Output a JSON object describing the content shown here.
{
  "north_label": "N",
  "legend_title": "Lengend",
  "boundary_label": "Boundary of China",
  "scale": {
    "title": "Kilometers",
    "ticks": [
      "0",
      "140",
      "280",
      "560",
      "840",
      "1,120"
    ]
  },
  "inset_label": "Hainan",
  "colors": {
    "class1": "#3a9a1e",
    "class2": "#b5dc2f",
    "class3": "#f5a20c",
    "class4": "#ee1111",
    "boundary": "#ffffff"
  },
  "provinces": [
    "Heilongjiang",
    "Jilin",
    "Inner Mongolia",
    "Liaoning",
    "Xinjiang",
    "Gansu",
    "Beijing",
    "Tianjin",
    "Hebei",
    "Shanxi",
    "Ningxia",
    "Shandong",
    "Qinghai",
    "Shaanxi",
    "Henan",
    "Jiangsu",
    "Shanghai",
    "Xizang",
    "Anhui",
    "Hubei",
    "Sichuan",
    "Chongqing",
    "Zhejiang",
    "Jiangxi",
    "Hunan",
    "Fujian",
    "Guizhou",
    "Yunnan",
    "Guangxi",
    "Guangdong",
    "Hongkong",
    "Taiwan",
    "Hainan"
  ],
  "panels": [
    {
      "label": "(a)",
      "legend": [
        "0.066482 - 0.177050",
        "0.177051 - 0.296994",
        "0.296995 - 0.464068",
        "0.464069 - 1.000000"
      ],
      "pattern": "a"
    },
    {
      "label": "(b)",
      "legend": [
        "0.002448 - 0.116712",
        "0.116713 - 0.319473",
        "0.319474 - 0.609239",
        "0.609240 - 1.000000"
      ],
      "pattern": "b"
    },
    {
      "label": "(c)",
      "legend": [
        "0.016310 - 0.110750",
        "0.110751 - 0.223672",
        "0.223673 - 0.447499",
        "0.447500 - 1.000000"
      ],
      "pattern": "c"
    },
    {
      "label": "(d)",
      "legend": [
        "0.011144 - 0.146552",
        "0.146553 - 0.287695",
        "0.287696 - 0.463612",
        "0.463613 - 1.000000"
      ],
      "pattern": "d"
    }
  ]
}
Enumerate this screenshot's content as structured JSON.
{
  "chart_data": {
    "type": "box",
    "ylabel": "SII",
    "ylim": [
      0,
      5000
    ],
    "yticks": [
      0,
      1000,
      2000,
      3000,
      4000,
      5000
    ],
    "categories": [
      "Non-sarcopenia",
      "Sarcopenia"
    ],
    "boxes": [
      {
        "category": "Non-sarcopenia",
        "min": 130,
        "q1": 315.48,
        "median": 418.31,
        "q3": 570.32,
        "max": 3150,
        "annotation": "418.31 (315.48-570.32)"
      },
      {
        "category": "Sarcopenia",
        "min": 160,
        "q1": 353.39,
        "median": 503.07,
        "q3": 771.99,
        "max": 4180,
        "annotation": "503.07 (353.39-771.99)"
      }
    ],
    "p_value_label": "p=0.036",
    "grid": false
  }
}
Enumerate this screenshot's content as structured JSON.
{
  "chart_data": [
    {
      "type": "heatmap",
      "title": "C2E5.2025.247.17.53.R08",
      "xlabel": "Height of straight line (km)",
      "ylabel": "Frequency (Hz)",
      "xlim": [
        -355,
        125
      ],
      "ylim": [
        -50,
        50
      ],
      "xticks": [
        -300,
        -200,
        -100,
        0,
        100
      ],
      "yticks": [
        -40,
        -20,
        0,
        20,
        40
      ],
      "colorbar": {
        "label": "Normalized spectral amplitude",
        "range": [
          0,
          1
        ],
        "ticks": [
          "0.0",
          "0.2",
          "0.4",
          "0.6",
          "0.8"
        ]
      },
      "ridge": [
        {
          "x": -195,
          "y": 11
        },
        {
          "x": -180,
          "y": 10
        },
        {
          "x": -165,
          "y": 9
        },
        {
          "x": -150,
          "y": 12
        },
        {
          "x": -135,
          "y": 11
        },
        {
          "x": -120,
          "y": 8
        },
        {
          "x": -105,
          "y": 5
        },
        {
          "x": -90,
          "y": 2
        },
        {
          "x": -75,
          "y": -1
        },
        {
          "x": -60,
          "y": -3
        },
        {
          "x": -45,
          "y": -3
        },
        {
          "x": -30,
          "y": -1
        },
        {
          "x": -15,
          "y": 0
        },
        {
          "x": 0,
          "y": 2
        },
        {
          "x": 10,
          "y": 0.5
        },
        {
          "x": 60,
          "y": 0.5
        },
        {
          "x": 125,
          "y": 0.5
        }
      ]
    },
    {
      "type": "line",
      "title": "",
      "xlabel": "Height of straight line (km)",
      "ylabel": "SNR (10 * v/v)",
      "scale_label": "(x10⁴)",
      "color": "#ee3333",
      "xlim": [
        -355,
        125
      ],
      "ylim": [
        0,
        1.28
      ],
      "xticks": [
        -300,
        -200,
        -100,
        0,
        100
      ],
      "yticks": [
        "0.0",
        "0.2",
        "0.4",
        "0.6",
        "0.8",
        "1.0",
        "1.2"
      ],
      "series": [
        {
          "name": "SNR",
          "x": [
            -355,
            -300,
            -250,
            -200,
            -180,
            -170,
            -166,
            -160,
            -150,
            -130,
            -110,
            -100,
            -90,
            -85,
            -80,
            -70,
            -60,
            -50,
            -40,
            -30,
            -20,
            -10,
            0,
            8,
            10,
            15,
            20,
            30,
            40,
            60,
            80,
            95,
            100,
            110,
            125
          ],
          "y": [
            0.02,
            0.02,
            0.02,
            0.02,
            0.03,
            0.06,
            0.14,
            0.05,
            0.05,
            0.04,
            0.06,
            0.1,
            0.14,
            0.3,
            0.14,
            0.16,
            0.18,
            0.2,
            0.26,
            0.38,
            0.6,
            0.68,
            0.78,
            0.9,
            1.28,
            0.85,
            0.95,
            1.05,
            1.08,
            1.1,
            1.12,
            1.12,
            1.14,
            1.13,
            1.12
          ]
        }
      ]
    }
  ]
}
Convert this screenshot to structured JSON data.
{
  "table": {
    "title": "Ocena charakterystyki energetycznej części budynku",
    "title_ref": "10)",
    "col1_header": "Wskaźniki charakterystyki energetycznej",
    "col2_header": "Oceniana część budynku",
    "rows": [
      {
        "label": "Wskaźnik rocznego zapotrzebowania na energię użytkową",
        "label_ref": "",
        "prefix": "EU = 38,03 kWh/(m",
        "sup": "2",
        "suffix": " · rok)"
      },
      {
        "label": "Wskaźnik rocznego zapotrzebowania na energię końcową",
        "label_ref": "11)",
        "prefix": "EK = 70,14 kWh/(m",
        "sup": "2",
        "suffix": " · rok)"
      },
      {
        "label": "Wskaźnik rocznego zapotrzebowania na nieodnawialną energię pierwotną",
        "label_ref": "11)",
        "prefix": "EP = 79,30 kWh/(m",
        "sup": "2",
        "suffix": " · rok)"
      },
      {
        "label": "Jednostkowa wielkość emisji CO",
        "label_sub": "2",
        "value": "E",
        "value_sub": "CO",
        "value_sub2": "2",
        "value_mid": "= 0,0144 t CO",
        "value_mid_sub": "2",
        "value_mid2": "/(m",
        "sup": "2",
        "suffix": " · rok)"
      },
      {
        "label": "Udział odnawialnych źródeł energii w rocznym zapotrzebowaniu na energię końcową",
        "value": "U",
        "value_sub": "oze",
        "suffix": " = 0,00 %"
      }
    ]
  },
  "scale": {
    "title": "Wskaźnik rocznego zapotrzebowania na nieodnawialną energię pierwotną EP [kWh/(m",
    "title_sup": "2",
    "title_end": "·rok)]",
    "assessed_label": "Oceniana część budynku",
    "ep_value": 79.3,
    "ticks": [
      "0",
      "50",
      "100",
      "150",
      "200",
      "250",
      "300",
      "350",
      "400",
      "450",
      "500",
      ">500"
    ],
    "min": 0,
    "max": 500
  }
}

######

The records above should be duplicated in full, exactly as given.

## WRITTEN REPLY
Output a JSON object describing the content shown here.
{
  "north_label": "N",
  "legend_title": "Lengend",
  "boundary_label": "Boundary of China",
  "scale": {
    "title": "Kilometers",
    "ticks": [
      "0",
      "140",
      "280",
      "560",
      "840",
      "1,120"
    ]
  },
  "inset_label": "Hainan",
  "colors": {
    "class1": "#3a9a1e",
    "class2": "#b5dc2f",
    "class3": "#f5a20c",
    "class4": "#ee1111",
    "boundary": "#ffffff"
  },
  "provinces": [
    "Heilongjiang",
    "Jilin",
    "Inner Mongolia",
    "Liaoning",
    "Xinjiang",
    "Gansu",
    "Beijing",
    "Tianjin",
    "Hebei",
    "Shanxi",
    "Ningxia",
    "Shandong",
    "Qinghai",
    "Shaanxi",
    "Henan",
    "Jiangsu",
    "Shanghai",
    "Xizang",
    "Anhui",
    "Hubei",
    "Sichuan",
    "Chongqing",
    "Zhejiang",
    "Jiangxi",
    "Hunan",
    "Fujian",
    "Guizhou",
    "Yunnan",
    "Guangxi",
    "Guangdong",
    "Hongkong",
    "Taiwan",
    "Hainan"
  ],
  "panels": [
    {
      "label": "(a)",
      "legend": [
        "0.066482 - 0.177050",
        "0.177051 - 0.296994",
        "0.296995 - 0.464068",
        "0.464069 - 1.000000"
      ],
      "pattern": "a"
    },
    {
      "label": "(b)",
      "legend": [
        "0.002448 - 0.116712",
        "0.116713 - 0.319473",
        "0.319474 - 0.609239",
        "0.609240 - 1.000000"
      ],
      "pattern": "b"
    },
    {
      "label": "(c)",
      "legend": [
        "0.016310 - 0.110750",
        "0.110751 - 0.223672",
        "0.223673 - 0.447499",
        "0.447500 - 1.000000"
      ],
      "pattern": "c"
    },
    {
      "label": "(d)",
      "legend": [
        "0.011144 - 0.146552",
        "0.146553 - 0.287695",
        "0.287696 - 0.463612",
        "0.463613 - 1.000000"
      ],
      "pattern": "d"
    }
  ]
}
Enumerate this screenshot's content as structured JSON.
{
  "chart_data": {
    "type": "box",
    "ylabel": "SII",
    "ylim": [
      0,
      5000
    ],
    "yticks": [
      0,
      1000,
      2000,
      3000,
      4000,
      5000
    ],
    "categories": [
      "Non-sarcopenia",
      "Sarcopenia"
    ],
    "boxes": [
      {
        "category": "Non-sarcopenia",
        "min": 130,
        "q1": 315.48,
        "median": 418.31,
        "q3": 570.32,
        "max": 3150,
        "annotation": "418.31 (315.48-570.32)"
      },
      {
        "category": "Sarcopenia",
        "min": 160,
        "q1": 353.39,
        "median": 503.07,
        "q3": 771.99,
        "max": 4180,
        "annotation": "503.07 (353.39-771.99)"
      }
    ],
    "p_value_label": "p=0.036",
    "grid": false
  }
}
Enumerate this screenshot's content as structured JSON.
{
  "chart_data": [
    {
      "type": "heatmap",
      "title": "C2E5.2025.247.17.53.R08",
      "xlabel": "Height of straight line (km)",
      "ylabel": "Frequency (Hz)",
      "xlim": [
        -355,
        125
      ],
      "ylim": [
        -50,
        50
      ],
      "xticks": [
        -300,
        -200,
        -100,
        0,
        100
      ],
      "yticks": [
        -40,
        -20,
        0,
        20,
        40
      ],
      "colorbar": {
        "label": "Normalized spectral amplitude",
        "range": [
          0,
          1
        ],
        "ticks": [
          "0.0",
          "0.2",
          "0.4",
          "0.6",
          "0.8"
        ]
      },
      "ridge": [
        {
          "x": -195,
          "y": 11
        },
        {
          "x": -180,
          "y": 10
        },
        {
          "x": -165,
          "y": 9
        },
        {
          "x": -150,
          "y": 12
        },
        {
          "x": -135,
          "y": 11
        },
        {
          "x": -120,
          "y": 8
        },
        {
          "x": -105,
          "y": 5
        },
        {
          "x": -90,
          "y": 2
        },
        {
          "x": -75,
          "y": -1
        },
        {
          "x": -60,
          "y": -3
        },
        {
          "x": -45,
          "y": -3
        },
        {
          "x": -30,
          "y": -1
        },
        {
          "x": -15,
          "y": 0
        },
        {
          "x": 0,
          "y": 2
        },
        {
          "x": 10,
          "y": 0.5
        },
        {
          "x": 60,
          "y": 0.5
        },
        {
          "x": 125,
          "y": 0.5
        }
      ]
    },
    {
      "type": "line",
      "title": "",
      "xlabel": "Height of straight line (km)",
      "ylabel": "SNR (10 * v/v)",
      "scale_label": "(x10⁴)",
      "color": "#ee3333",
      "xlim": [
        -355,
        125
      ],
      "ylim": [
        0,
        1.28
      ],
      "xticks": [
        -300,
        -200,
        -100,
        0,
        100
      ],
      "yticks": [
        "0.0",
        "0.2",
        "0.4",
        "0.6",
        "0.8",
        "1.0",
        "1.2"
      ],
      "series": [
        {
          "name": "SNR",
          "x": [
            -355,
            -300,
            -250,
            -200,
            -180,
            -170,
            -166,
            -160,
            -150,
            -130,
            -110,
            -100,
            -90,
            -85,
            -80,
            -70,
            -60,
            -50,
            -40,
            -30,
            -20,
            -10,
            0,
            8,
            10,
            15,
            20,
            30,
            40,
            60,
            80,
            95,
            100,
            110,
            125
          ],
          "y": [
            0.02,
            0.02,
            0.02,
            0.02,
            0.03,
            0.06,
            0.14,
            0.05,
            0.05,
            0.04,
            0.06,
            0.1,
            0.14,
            0.3,
            0.14,
            0.16,
            0.18,
            0.2,
            0.26,
            0.38,
            0.6,
            0.68,
            0.78,
            0.9,
            1.28,
            0.85,
            0.95,
            1.05,
            1.08,
            1.1,
            1.12,
            1.12,
            1.14,
            1.13,
            1.12
          ]
        }
      ]
    }
  ]
}
Convert this screenshot to structured JSON data.
{
  "table": {
    "title": "Ocena charakterystyki energetycznej części budynku",
    "title_ref": "10)",
    "col1_header": "Wskaźniki charakterystyki energetycznej",
    "col2_header": "Oceniana część budynku",
    "rows": [
      {
        "label": "Wskaźnik rocznego zapotrzebowania na energię użytkową",
        "label_ref": "",
        "prefix": "EU = 38,03 kWh/(m",
        "sup": "2",
        "suffix": " · rok)"
      },
      {
        "label": "Wskaźnik rocznego zapotrzebowania na energię końcową",
        "label_ref": "11)",
        "prefix": "EK = 70,14 kWh/(m",
        "sup": "2",
        "suffix": " · rok)"
      },
      {
        "label": "Wskaźnik rocznego zapotrzebowania na nieodnawialną energię pierwotną",
        "label_ref": "11)",
        "prefix": "EP = 79,30 kWh/(m",
        "sup": "2",
        "suffix": " · rok)"
      },
      {
        "label": "Jednostkowa wielkość emisji CO",
        "label_sub": "2",
        "value": "E",
        "value_sub": "CO",
        "value_sub2": "2",
        "value_mid": "= 0,0144 t CO",
        "value_mid_sub": "2",
        "value_mid2": "/(m",
        "sup": "2",
        "suffix": " · rok)"
      },
      {
        "label": "Udział odnawialnych źródeł energii w rocznym zapotrzebowaniu na energię końcową",
        "value": "U",
        "value_sub": "oze",
        "suffix": " = 0,00 %"
      }
    ]
  },
  "scale": {
    "title": "Wskaźnik rocznego zapotrzebowania na nieodnawialną energię pierwotną EP [kWh/(m",
    "title_sup": "2",
    "title_end": "·rok)]",
    "assessed_label": "Oceniana część budynku",
    "ep_value": 79.3,
    "ticks": [
      "0",
      "50",
      "100",
      "150",
      "200",
      "250",
      "300",
      "350",
      "400",
      "450",
      "500",
      ">500"
    ],
    "min": 0,
    "max": 500
  }
}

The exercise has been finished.